EXTRACTED TEXT start
The Career Change Process - it's an adventure, not a destination

Changing careers? It's important to understand the career change process. On this page you will learn what stage of change you are in, and how to move forward and succeed.

Career change process like leaves changing colors

Changing careers doesn’t happen overnight. There are several stages to the career change process. If you understand what stage of change you are in, you can identify ways to get through it faster and successfully move on to the next stage.

Everyone goes through this process at their own pace. Whatever pace is comfortable for you is fine. It’s not a competition.

The content of this page is based on the “Stages of Change Model” developed by James Prochaska and Carlo DiClemente. I’ve adapted it to a "Career Change Process" with special emphasis on people wanting to transition from employee to entrepreneur. So if you are interested in starting your own business, this is for you.

As you scan through the stages of change, decide which stage you are in, and think about what you can do to move forward to the next stage.

Stage 1. Pre-contemplation – in this stage of the change process you’re not even considering a career change. You don’t know your career is a problem ... but you are feeling vaguely dissatisfied about something.

To rid yourself of this dissatisfaction you will do a variety of things unrelated to career change. Here are some of the most popular ones: staying super busy, taking on too many projects, cleaning every inch of the house and then doing it again. Or the opposite extreme - watching too much TV, drinking a little too much wine, and/or snacking more than is healthy.

Or you might be like me – in this stage I went shopping! Every time I got that vague feeling of dissatisfaction, I went out and bought something – usually shoes. I ended up with a closet full shoes. More than I needed in a lifetime – especially because I prefer to be barefoot!

All of these activities are and unconscious attempt to fill that empty space inside you. Eventually you’ll notice it doesn’t work.
EXTRACTED TEXT end
JOB A.
According to the career change text, who developed the "Stages of Change Model" that the page is based on?
JOB B.
For each statement, say whether it agrees with the career change text, answering yes or no and quoting the deciding words: (i) Everyone moves through the career change process at the same pace. (ii) In the pre-contemplation stage, a person is not yet considering a career change. (iii) To ease dissatisfaction, the writer usually bought shoes.
The records aren't needed for this work.
RECORDS SUPPLIED start
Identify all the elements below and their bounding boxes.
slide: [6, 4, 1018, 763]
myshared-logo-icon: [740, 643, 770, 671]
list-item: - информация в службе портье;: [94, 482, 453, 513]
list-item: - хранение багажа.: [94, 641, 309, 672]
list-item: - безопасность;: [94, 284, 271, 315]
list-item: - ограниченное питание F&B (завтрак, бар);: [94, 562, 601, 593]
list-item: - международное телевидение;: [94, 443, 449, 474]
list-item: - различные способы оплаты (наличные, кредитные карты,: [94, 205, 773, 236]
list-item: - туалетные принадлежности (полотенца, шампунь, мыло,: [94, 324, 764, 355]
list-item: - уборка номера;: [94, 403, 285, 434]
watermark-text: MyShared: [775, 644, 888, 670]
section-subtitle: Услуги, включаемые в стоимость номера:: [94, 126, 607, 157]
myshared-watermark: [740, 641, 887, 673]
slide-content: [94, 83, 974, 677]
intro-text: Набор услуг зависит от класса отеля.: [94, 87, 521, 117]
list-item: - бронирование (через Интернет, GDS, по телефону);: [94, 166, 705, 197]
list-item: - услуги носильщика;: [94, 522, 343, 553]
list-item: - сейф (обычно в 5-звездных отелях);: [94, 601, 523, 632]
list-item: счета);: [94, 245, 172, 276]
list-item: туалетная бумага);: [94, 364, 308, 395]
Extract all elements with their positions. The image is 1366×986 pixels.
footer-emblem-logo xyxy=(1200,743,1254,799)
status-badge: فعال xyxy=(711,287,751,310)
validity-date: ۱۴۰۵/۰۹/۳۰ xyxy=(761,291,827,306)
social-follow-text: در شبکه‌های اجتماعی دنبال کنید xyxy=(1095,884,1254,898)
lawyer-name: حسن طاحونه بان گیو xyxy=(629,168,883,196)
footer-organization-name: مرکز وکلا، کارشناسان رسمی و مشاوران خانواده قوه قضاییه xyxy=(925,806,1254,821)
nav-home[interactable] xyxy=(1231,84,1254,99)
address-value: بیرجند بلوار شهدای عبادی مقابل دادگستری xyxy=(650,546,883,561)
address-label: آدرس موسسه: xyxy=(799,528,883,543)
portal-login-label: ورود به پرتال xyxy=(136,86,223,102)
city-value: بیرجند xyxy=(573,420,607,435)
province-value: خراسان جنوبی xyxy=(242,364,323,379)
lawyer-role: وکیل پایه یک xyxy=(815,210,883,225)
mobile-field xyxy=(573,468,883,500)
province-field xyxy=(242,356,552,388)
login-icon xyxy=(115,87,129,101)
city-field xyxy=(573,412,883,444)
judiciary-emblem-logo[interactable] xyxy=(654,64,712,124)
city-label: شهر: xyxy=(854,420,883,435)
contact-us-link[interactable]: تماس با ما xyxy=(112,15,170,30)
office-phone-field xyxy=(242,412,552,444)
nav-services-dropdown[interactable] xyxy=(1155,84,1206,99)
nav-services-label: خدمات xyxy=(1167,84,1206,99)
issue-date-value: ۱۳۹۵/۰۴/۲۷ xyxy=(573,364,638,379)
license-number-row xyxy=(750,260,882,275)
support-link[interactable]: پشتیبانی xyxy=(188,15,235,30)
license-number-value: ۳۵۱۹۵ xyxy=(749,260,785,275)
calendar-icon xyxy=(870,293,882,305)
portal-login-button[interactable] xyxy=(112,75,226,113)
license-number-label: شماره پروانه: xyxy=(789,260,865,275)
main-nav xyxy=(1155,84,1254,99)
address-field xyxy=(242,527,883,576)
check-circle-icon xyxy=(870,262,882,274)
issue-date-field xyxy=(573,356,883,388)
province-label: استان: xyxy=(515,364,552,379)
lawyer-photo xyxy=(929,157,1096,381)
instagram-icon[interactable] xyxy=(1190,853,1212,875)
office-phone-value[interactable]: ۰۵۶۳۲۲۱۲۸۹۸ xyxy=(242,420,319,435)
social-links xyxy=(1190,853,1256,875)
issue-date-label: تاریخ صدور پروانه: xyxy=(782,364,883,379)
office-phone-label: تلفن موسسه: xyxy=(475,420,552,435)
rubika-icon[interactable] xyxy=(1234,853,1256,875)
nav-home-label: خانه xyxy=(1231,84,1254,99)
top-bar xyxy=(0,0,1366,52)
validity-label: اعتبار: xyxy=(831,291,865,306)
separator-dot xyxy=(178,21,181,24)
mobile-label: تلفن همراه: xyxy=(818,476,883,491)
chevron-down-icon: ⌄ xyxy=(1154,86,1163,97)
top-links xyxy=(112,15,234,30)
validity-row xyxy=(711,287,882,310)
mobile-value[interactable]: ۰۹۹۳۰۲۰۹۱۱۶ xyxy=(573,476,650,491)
RECORDS SUPPLIED end
RESULT A.
James Prochaska and Carlo DiClemente.

RESULT B.
(i) No: "Everyone goes through this process at their own pace."
(ii) Yes: "you’re not even considering a career change"
(iii) Yes: "I went out and bought something – usually shoes."